* WHAT TO PRODUCE: Give back the line where "Read all visible content and emit it as JSON." appears and all the lines after it until the listing ends, unchanged and with nothing else.

* DATASET:
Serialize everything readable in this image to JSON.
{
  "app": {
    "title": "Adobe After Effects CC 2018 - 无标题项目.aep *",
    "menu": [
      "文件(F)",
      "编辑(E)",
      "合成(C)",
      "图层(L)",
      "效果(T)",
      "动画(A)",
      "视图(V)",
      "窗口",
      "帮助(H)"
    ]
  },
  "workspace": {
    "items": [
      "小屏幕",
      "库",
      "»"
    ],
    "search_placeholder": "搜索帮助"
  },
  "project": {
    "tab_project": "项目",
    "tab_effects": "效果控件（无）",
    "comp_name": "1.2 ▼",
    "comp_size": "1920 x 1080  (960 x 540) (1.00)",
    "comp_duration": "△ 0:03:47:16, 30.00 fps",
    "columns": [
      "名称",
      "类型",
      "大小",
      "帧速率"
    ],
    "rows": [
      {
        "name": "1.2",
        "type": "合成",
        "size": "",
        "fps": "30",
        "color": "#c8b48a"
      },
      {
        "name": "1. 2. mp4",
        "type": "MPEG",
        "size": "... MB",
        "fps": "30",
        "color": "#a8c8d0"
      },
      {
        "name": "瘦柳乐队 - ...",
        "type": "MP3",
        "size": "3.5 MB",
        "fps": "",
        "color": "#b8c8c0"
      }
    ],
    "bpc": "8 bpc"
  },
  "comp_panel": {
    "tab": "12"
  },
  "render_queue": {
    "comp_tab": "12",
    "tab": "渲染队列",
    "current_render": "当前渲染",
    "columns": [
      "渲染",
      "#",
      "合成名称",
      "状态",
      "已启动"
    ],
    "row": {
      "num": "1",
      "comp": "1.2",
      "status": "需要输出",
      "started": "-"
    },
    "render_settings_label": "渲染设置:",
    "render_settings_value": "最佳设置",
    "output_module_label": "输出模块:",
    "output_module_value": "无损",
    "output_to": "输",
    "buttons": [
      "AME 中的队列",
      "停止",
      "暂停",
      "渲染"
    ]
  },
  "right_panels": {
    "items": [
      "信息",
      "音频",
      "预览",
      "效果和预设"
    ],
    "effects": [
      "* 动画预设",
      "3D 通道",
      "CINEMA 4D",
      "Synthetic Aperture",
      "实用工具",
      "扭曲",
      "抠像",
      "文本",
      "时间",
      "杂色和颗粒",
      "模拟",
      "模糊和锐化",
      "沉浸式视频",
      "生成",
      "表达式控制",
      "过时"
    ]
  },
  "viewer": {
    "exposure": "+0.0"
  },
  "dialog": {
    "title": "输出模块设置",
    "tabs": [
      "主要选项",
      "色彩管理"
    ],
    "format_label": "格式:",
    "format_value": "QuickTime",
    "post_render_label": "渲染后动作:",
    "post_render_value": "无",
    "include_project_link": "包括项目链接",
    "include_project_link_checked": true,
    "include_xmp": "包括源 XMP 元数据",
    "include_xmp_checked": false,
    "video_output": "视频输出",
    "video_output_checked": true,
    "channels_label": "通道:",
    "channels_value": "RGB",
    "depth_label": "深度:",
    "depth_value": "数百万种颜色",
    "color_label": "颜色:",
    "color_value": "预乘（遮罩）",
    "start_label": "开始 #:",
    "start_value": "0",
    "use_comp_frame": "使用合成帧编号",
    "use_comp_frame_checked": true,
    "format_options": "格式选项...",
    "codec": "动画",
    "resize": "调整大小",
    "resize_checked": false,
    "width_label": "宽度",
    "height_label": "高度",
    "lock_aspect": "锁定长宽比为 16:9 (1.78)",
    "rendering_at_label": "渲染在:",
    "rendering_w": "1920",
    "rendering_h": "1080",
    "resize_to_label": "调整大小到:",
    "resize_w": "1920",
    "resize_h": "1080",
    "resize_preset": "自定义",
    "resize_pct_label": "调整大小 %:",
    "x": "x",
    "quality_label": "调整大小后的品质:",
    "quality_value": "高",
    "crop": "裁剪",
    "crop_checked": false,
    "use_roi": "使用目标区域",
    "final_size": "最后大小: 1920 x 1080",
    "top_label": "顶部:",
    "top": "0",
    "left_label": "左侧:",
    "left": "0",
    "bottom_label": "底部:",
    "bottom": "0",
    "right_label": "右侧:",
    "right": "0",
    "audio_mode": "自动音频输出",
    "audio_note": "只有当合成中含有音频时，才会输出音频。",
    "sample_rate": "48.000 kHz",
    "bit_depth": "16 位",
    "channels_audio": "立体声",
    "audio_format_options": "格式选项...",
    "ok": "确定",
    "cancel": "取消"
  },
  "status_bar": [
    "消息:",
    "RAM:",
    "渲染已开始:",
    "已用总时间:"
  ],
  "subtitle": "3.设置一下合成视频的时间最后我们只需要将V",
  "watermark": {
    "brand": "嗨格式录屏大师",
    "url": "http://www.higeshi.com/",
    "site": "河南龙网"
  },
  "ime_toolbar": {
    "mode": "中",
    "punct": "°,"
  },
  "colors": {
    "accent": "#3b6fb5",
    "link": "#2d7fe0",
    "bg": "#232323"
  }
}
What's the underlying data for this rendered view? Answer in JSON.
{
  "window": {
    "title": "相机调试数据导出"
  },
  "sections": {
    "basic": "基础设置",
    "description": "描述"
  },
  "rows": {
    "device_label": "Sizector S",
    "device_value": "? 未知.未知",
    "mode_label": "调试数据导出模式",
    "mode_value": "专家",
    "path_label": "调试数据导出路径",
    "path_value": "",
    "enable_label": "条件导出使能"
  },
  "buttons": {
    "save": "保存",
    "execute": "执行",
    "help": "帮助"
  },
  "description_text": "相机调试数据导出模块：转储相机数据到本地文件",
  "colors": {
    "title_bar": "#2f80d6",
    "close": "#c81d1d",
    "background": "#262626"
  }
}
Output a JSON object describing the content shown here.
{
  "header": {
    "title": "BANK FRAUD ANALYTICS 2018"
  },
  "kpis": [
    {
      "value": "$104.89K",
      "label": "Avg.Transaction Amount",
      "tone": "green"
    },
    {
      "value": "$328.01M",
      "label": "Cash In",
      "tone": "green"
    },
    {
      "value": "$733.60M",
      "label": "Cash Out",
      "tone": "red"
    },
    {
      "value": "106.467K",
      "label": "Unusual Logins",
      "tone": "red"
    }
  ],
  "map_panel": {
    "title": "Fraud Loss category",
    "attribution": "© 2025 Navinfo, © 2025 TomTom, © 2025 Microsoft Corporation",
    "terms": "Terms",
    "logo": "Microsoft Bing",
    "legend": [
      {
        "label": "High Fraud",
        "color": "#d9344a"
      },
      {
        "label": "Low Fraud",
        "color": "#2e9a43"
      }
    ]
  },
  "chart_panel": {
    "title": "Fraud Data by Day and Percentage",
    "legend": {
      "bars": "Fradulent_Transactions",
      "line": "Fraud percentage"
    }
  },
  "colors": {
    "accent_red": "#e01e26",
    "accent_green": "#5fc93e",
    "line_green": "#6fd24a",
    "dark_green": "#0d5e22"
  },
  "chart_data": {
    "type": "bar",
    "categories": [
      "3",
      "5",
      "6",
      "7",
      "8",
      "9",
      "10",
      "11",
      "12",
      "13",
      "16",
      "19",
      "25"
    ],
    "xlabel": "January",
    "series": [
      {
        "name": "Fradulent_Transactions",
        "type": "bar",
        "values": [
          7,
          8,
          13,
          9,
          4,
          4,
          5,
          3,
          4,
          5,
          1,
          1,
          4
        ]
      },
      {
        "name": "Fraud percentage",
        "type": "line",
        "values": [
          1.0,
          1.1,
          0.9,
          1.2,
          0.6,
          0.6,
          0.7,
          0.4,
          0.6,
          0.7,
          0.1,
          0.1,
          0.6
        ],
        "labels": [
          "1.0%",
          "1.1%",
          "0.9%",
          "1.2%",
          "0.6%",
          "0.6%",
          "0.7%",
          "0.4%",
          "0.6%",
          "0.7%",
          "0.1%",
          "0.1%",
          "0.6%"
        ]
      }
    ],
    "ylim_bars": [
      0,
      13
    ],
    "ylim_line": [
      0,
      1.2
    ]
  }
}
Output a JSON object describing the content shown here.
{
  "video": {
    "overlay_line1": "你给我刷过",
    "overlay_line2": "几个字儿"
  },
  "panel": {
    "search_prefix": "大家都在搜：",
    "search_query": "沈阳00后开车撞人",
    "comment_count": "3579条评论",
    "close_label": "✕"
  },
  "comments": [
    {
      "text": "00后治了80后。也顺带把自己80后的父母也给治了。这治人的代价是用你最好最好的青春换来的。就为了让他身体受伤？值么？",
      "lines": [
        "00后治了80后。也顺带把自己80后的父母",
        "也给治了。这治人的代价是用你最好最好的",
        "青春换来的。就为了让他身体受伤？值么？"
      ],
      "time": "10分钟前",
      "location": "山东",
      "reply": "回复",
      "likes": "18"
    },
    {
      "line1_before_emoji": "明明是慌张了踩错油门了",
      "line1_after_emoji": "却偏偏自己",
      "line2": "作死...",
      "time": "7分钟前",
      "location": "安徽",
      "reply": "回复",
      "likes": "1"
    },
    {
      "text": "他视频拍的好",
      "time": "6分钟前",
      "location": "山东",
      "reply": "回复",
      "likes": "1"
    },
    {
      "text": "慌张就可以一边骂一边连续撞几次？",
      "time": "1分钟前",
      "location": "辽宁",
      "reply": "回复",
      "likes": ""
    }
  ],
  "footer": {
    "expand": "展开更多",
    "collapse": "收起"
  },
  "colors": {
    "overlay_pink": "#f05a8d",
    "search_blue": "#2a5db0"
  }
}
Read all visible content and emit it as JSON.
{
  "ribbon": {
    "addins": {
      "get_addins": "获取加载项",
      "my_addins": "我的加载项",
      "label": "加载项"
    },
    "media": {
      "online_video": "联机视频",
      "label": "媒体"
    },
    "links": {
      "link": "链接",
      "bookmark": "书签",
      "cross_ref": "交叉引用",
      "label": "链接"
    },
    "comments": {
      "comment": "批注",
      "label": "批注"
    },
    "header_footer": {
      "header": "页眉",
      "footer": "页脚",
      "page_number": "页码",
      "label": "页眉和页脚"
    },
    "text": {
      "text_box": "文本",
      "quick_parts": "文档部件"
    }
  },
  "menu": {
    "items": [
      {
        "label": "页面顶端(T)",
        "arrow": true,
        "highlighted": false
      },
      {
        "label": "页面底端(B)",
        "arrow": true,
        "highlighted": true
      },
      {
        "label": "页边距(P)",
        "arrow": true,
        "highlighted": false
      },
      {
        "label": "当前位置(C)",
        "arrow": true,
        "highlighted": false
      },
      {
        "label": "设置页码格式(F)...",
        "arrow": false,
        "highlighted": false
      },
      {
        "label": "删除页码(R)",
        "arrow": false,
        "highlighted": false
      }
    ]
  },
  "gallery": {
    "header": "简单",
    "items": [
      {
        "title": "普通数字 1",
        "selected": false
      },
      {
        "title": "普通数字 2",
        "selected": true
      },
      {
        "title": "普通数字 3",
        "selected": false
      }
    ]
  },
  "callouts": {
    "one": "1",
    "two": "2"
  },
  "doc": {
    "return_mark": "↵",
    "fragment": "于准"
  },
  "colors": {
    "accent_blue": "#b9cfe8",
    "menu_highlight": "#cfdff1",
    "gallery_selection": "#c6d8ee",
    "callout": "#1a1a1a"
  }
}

* RESULT FOR THIS TASK:
Read all visible content and emit it as JSON.
{
  "ribbon": {
    "addins": {
      "get_addins": "获取加载项",
      "my_addins": "我的加载项",
      "label": "加载项"
    },
    "media": {
      "online_video": "联机视频",
      "label": "媒体"
    },
    "links": {
      "link": "链接",
      "bookmark": "书签",
      "cross_ref": "交叉引用",
      "label": "链接"
    },
    "comments": {
      "comment": "批注",
      "label": "批注"
    },
    "header_footer": {
      "header": "页眉",
      "footer": "页脚",
      "page_number": "页码",
      "label": "页眉和页脚"
    },
    "text": {
      "text_box": "文本",
      "quick_parts": "文档部件"
    }
  },
  "menu": {
    "items": [
      {
        "label": "页面顶端(T)",
        "arrow": true,
        "highlighted": false
      },
      {
        "label": "页面底端(B)",
        "arrow": true,
        "highlighted": true
      },
      {
        "label": "页边距(P)",
        "arrow": true,
        "highlighted": false
      },
      {
        "label": "当前位置(C)",
        "arrow": true,
        "highlighted": false
      },
      {
        "label": "设置页码格式(F)...",
        "arrow": false,
        "highlighted": false
      },
      {
        "label": "删除页码(R)",
        "arrow": false,
        "highlighted": false
      }
    ]
  },
  "gallery": {
    "header": "简单",
    "items": [
      {
        "title": "普通数字 1",
        "selected": false
      },
      {
        "title": "普通数字 2",
        "selected": true
      },
      {
        "title": "普通数字 3",
        "selected": false
      }
    ]
  },
  "callouts": {
    "one": "1",
    "two": "2"
  },
  "doc": {
    "return_mark": "↵",
    "fragment": "于准"
  },
  "colors": {
    "accent_blue": "#b9cfe8",
    "menu_highlight": "#cfdff1",
    "gallery_selection": "#c6d8ee",
    "callout": "#1a1a1a"
  }
}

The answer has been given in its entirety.